(Stored records)

::::::::

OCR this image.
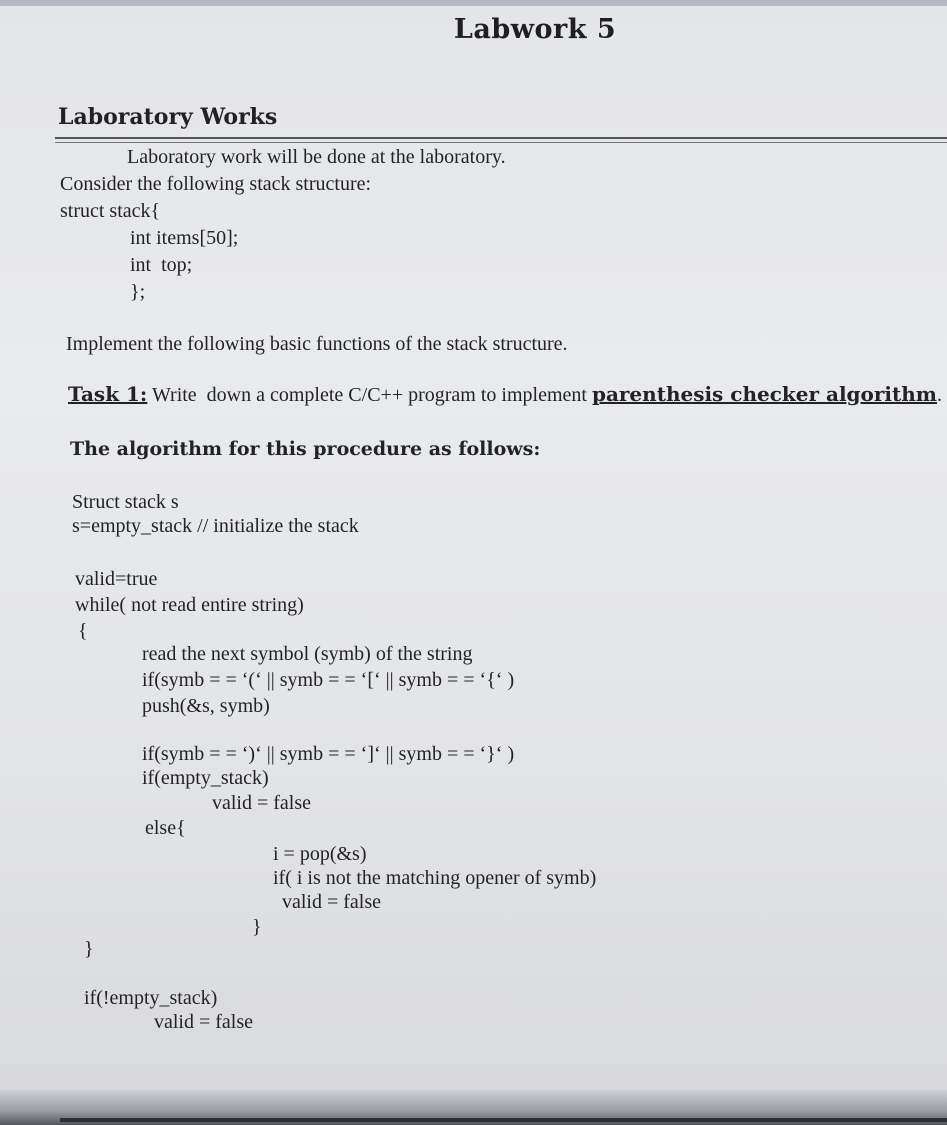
Labwork 5
Laboratory Works
Laboratory work will be done at the laboratory.
Consider the following stack structure:
struct stack{
int items[50];
int  top;
};
Implement the following basic functions of the stack structure.
Task 1: Write  down a complete C/C++ program to implement parenthesis checker algorithm.
The algorithm for this procedure as follows:
Struct stack s
s=empty_stack // initialize the stack
valid=true
while( not read entire string)
{
read the next symbol (symb) of the string
if(symb = = ‘(‘ || symb = = ‘[‘ || symb = = ‘{‘ )
push(&s, symb)
if(symb = = ‘)‘ || symb = = ‘]‘ || symb = = ‘}‘ )
if(empty_stack)
valid = false
else{
i = pop(&s)
if( i is not the matching opener of symb)
valid = false
}
}
if(!empty_stack)
valid = false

::::::::

▶ _What to do_: Except for the pictures, print the data above exactly.

▶ _Task result_:
OCR this image.
Labwork 5
Laboratory Works
Laboratory work will be done at the laboratory.
Consider the following stack structure:
struct stack{
int items[50];
int  top;
};
Implement the following basic functions of the stack structure.
Task 1: Write  down a complete C/C++ program to implement parenthesis checker algorithm.
The algorithm for this procedure as follows:
Struct stack s
s=empty_stack // initialize the stack
valid=true
while( not read entire string)
{
read the next symbol (symb) of the string
if(symb = = ‘(‘ || symb = = ‘[‘ || symb = = ‘{‘ )
push(&s, symb)
if(symb = = ‘)‘ || symb = = ‘]‘ || symb = = ‘}‘ )
if(empty_stack)
valid = false
else{
i = pop(&s)
if( i is not the matching opener of symb)
valid = false
}
}
if(!empty_stack)
valid = false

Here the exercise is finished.